* [Required work]
Reproduce the listing below in full and without alteration, apart from its pictures.

──────── Records for the exercise

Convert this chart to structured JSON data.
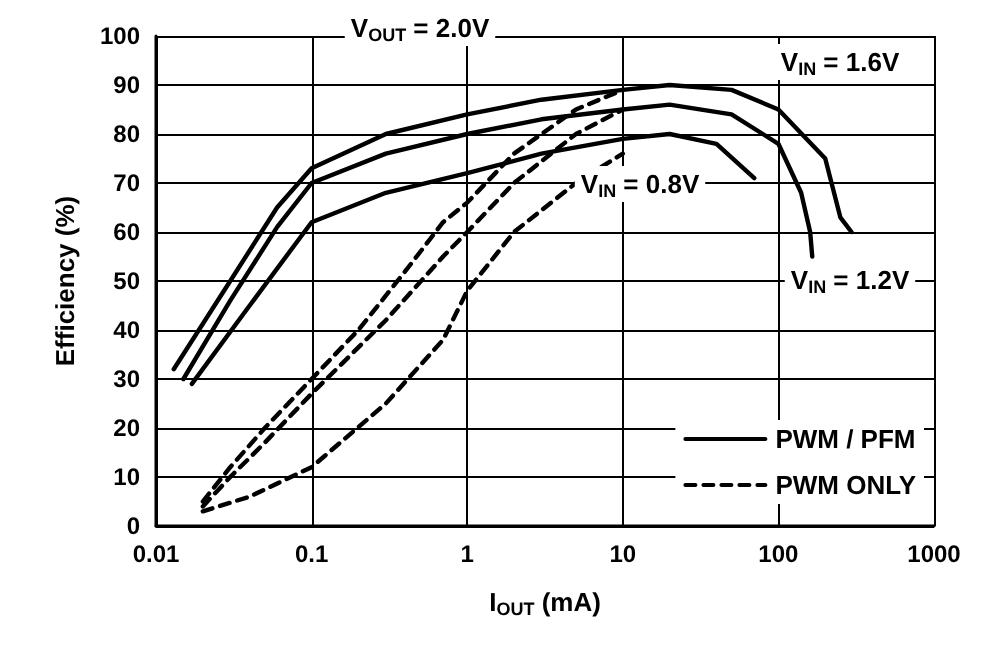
{
  "chart_data": {
    "type": "line",
    "xlabel": "I$_{OUT}$ (mA)",
    "ylabel": "Efficiency (%)",
    "log": "x",
    "xlim": [
      0.01,
      1000
    ],
    "xticks": [
      0.01,
      0.1,
      1,
      10,
      100,
      1000
    ],
    "ylim": [
      0,
      100
    ],
    "yticks": [
      0,
      10,
      20,
      30,
      40,
      50,
      60,
      70,
      80,
      90,
      100
    ],
    "grid": true,
    "legend": "bottom right",
    "marker": "none",
    "series": [
      {
        "name": "PWM / PFM",
        "color": "#000000",
        "line_style": "solid",
        "x": [
          0.013,
          0.03,
          0.06,
          0.1,
          0.3,
          1,
          3,
          10,
          20,
          50,
          100,
          200,
          250,
          295
        ],
        "values": [
          32,
          50,
          65,
          73,
          80,
          84,
          87,
          89,
          90,
          89,
          85,
          75,
          63,
          60
        ]
      },
      {
        "color": "#000000",
        "line_style": "solid",
        "x": [
          0.015,
          0.03,
          0.06,
          0.1,
          0.3,
          1,
          3,
          10,
          20,
          50,
          100,
          140,
          160,
          165
        ],
        "values": [
          30,
          46,
          61,
          70,
          76,
          80,
          83,
          85,
          86,
          84,
          78,
          68,
          60,
          55
        ]
      },
      {
        "color": "#000000",
        "line_style": "solid",
        "x": [
          0.017,
          0.04,
          0.1,
          0.3,
          1,
          3,
          10,
          20,
          40,
          70
        ],
        "values": [
          29,
          45,
          62,
          68,
          72,
          76,
          79,
          80,
          78,
          71
        ]
      },
      {
        "name": "PWM ONLY",
        "color": "#000000",
        "line_style": "dashed",
        "x": [
          0.02,
          0.03,
          0.05,
          0.1,
          0.2,
          0.4,
          0.7,
          1,
          2,
          5,
          10
        ],
        "values": [
          5,
          12,
          20,
          30,
          40,
          52,
          62,
          66,
          76,
          85,
          89
        ]
      },
      {
        "color": "#000000",
        "line_style": "dashed",
        "x": [
          0.02,
          0.03,
          0.05,
          0.1,
          0.3,
          0.7,
          1,
          2,
          5,
          10
        ],
        "values": [
          4,
          10,
          17,
          27,
          42,
          55,
          60,
          70,
          80,
          85
        ]
      },
      {
        "color": "#000000",
        "line_style": "dashed",
        "x": [
          0.02,
          0.04,
          0.1,
          0.3,
          0.7,
          1,
          2,
          5,
          10
        ],
        "values": [
          3,
          6,
          12,
          25,
          38,
          48,
          60,
          70,
          76
        ]
      }
    ],
    "annotations": [
      "V$_{OUT}$ = 2.0V",
      "V$_{IN}$ = 1.6V",
      "V$_{IN}$ = 0.8V",
      "V$_{IN}$ = 1.2V"
    ]
  }
}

────────────────

* [Exercise response]
Convert this chart to structured JSON data.
{
  "chart_data": {
    "type": "line",
    "xlabel": "I$_{OUT}$ (mA)",
    "ylabel": "Efficiency (%)",
    "log": "x",
    "xlim": [
      0.01,
      1000
    ],
    "xticks": [
      0.01,
      0.1,
      1,
      10,
      100,
      1000
    ],
    "ylim": [
      0,
      100
    ],
    "yticks": [
      0,
      10,
      20,
      30,
      40,
      50,
      60,
      70,
      80,
      90,
      100
    ],
    "grid": true,
    "legend": "bottom right",
    "marker": "none",
    "series": [
      {
        "name": "PWM / PFM",
        "color": "#000000",
        "line_style": "solid",
        "x": [
          0.013,
          0.03,
          0.06,
          0.1,
          0.3,
          1,
          3,
          10,
          20,
          50,
          100,
          200,
          250,
          295
        ],
        "values": [
          32,
          50,
          65,
          73,
          80,
          84,
          87,
          89,
          90,
          89,
          85,
          75,
          63,
          60
        ]
      },
      {
        "color": "#000000",
        "line_style": "solid",
        "x": [
          0.015,
          0.03,
          0.06,
          0.1,
          0.3,
          1,
          3,
          10,
          20,
          50,
          100,
          140,
          160,
          165
        ],
        "values": [
          30,
          46,
          61,
          70,
          76,
          80,
          83,
          85,
          86,
          84,
          78,
          68,
          60,
          55
        ]
      },
      {
        "color": "#000000",
        "line_style": "solid",
        "x": [
          0.017,
          0.04,
          0.1,
          0.3,
          1,
          3,
          10,
          20,
          40,
          70
        ],
        "values": [
          29,
          45,
          62,
          68,
          72,
          76,
          79,
          80,
          78,
          71
        ]
      },
      {
        "name": "PWM ONLY",
        "color": "#000000",
        "line_style": "dashed",
        "x": [
          0.02,
          0.03,
          0.05,
          0.1,
          0.2,
          0.4,
          0.7,
          1,
          2,
          5,
          10
        ],
        "values": [
          5,
          12,
          20,
          30,
          40,
          52,
          62,
          66,
          76,
          85,
          89
        ]
      },
      {
        "color": "#000000",
        "line_style": "dashed",
        "x": [
          0.02,
          0.03,
          0.05,
          0.1,
          0.3,
          0.7,
          1,
          2,
          5,
          10
        ],
        "values": [
          4,
          10,
          17,
          27,
          42,
          55,
          60,
          70,
          80,
          85
        ]
      },
      {
        "color": "#000000",
        "line_style": "dashed",
        "x": [
          0.02,
          0.04,
          0.1,
          0.3,
          0.7,
          1,
          2,
          5,
          10
        ],
        "values": [
          3,
          6,
          12,
          25,
          38,
          48,
          60,
          70,
          76
        ]
      }
    ],
    "annotations": [
      "V$_{OUT}$ = 2.0V",
      "V$_{IN}$ = 1.6V",
      "V$_{IN}$ = 0.8V",
      "V$_{IN}$ = 1.2V"
    ]
  }
}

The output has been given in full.